Extracted records:

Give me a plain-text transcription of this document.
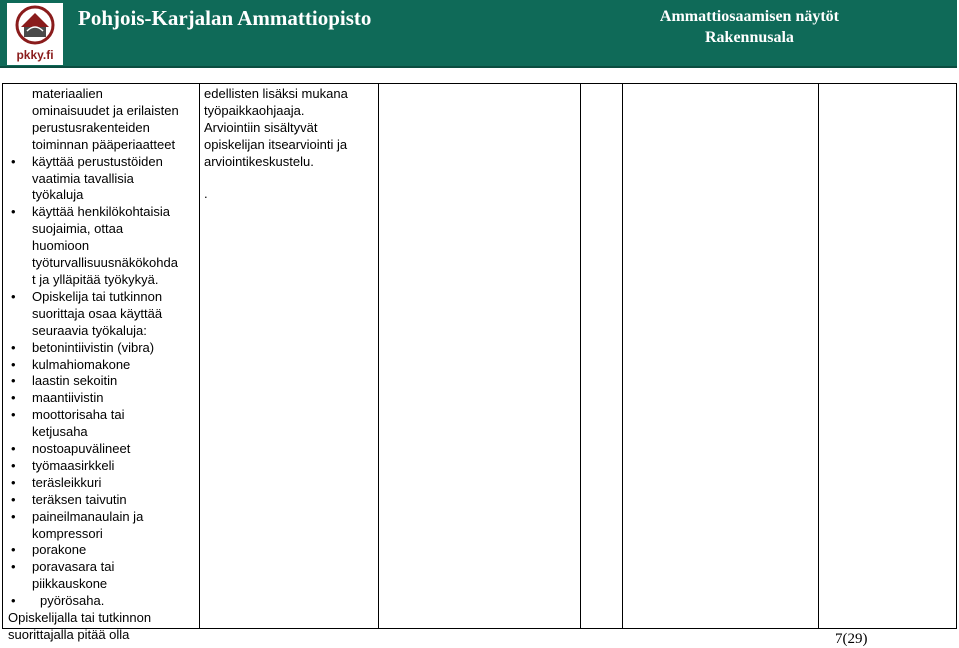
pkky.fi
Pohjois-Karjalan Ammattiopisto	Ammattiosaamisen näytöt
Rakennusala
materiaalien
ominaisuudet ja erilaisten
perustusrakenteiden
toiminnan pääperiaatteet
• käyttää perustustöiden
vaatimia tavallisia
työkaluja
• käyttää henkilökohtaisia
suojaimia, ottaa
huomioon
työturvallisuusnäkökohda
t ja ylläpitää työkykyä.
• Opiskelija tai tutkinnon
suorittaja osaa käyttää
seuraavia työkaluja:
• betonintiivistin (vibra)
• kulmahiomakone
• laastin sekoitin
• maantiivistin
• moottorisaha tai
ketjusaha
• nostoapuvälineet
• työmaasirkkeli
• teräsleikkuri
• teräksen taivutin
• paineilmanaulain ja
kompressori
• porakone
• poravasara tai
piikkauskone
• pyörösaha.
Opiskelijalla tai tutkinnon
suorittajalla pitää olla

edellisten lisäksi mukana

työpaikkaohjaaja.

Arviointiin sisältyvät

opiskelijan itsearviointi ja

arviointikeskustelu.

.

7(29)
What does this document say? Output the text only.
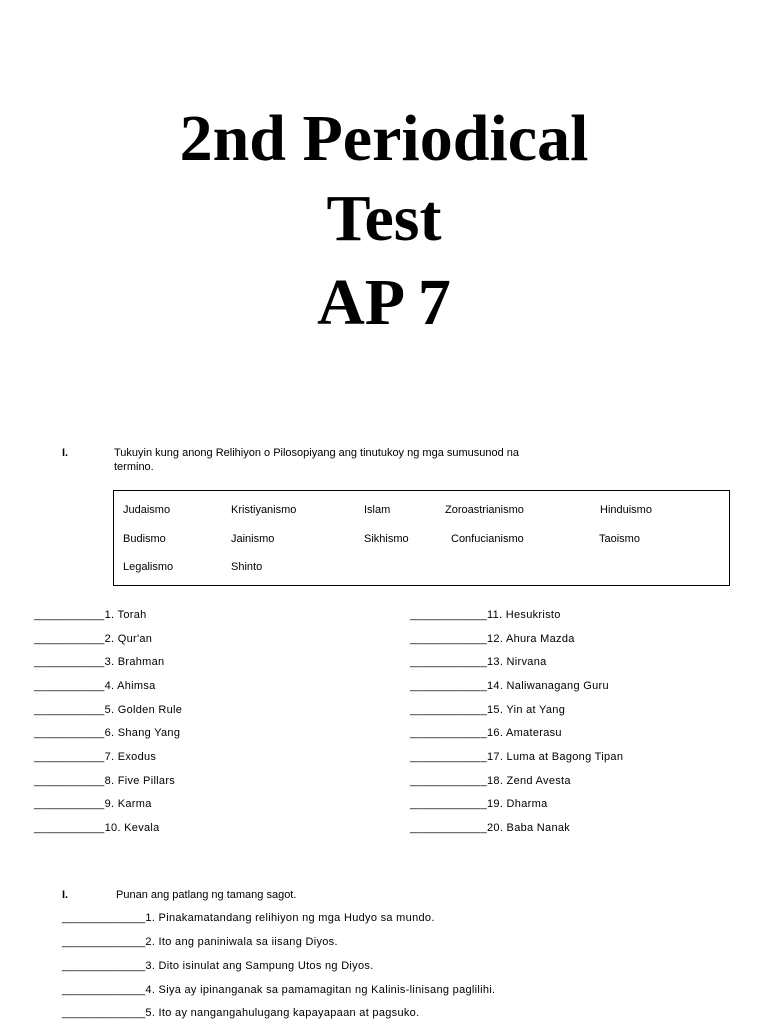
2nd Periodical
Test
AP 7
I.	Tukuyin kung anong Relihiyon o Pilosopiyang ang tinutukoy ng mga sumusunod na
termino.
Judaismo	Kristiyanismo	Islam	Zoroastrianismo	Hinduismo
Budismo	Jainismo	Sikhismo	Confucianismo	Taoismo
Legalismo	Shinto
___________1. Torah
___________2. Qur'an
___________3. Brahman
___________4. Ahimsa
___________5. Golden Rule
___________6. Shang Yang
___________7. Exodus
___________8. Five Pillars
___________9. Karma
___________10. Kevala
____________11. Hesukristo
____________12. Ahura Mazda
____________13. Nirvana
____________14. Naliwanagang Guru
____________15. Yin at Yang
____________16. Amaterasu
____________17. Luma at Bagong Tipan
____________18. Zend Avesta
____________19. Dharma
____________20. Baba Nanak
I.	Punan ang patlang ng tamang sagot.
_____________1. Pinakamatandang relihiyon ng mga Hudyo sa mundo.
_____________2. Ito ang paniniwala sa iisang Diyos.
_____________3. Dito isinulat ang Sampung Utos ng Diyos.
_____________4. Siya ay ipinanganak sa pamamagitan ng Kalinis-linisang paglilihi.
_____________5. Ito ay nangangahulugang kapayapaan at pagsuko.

[What is expected]:
Retype all the records shown above, character for character. Omit every picture.

[The output]:
Give me a plain-text transcription of this document.
pkky.fi
Pohjois-Karjalan Ammattiopisto	Ammattiosaamisen näytöt
Rakennusala
materiaalien
ominaisuudet ja erilaisten
perustusrakenteiden
toiminnan pääperiaatteet
• käyttää perustustöiden
vaatimia tavallisia
työkaluja
• käyttää henkilökohtaisia
suojaimia, ottaa
huomioon
työturvallisuusnäkökohda
t ja ylläpitää työkykyä.
• Opiskelija tai tutkinnon
suorittaja osaa käyttää
seuraavia työkaluja:
• betonintiivistin (vibra)
• kulmahiomakone
• laastin sekoitin
• maantiivistin
• moottorisaha tai
ketjusaha
• nostoapuvälineet
• työmaasirkkeli
• teräsleikkuri
• teräksen taivutin
• paineilmanaulain ja
kompressori
• porakone
• poravasara tai
piikkauskone
• pyörösaha.
Opiskelijalla tai tutkinnon
suorittajalla pitää olla

edellisten lisäksi mukana

työpaikkaohjaaja.

Arviointiin sisältyvät

opiskelijan itsearviointi ja

arviointikeskustelu.

.

7(29)
What does this document say? Output the text only.
2nd Periodical
Test
AP 7
I.	Tukuyin kung anong Relihiyon o Pilosopiyang ang tinutukoy ng mga sumusunod na
termino.
Judaismo	Kristiyanismo	Islam	Zoroastrianismo	Hinduismo
Budismo	Jainismo	Sikhismo	Confucianismo	Taoismo
Legalismo	Shinto
___________1. Torah
___________2. Qur'an
___________3. Brahman
___________4. Ahimsa
___________5. Golden Rule
___________6. Shang Yang
___________7. Exodus
___________8. Five Pillars
___________9. Karma
___________10. Kevala
____________11. Hesukristo
____________12. Ahura Mazda
____________13. Nirvana
____________14. Naliwanagang Guru
____________15. Yin at Yang
____________16. Amaterasu
____________17. Luma at Bagong Tipan
____________18. Zend Avesta
____________19. Dharma
____________20. Baba Nanak
I.	Punan ang patlang ng tamang sagot.
_____________1. Pinakamatandang relihiyon ng mga Hudyo sa mundo.
_____________2. Ito ang paniniwala sa iisang Diyos.
_____________3. Dito isinulat ang Sampung Utos ng Diyos.
_____________4. Siya ay ipinanganak sa pamamagitan ng Kalinis-linisang paglilihi.
_____________5. Ito ay nangangahulugang kapayapaan at pagsuko.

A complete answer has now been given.